Scan the records below and report how many lines contain the word "Transport", giving the number by itself.

Document page transcription items

--------------------

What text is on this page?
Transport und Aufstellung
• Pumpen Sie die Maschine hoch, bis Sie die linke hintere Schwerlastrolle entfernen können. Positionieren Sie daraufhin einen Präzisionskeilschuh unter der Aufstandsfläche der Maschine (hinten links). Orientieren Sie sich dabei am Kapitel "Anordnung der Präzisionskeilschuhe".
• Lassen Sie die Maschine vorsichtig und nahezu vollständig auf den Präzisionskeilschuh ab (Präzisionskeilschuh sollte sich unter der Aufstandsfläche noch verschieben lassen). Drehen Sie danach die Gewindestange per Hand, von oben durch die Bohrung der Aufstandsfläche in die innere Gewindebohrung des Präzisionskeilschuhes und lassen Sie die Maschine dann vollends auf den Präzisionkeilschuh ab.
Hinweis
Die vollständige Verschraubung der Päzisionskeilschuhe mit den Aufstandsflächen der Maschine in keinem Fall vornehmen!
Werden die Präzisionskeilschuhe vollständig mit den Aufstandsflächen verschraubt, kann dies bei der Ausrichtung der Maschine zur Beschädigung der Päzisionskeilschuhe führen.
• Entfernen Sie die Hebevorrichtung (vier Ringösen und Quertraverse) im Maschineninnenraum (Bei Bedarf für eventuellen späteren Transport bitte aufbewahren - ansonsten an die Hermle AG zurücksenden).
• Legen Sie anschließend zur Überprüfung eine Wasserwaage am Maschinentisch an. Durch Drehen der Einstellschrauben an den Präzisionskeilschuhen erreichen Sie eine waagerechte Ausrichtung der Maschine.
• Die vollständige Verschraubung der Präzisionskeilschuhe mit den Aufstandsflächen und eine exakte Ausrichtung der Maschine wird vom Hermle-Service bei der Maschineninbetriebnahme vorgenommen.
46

--------------------

▸ Exercise solution
2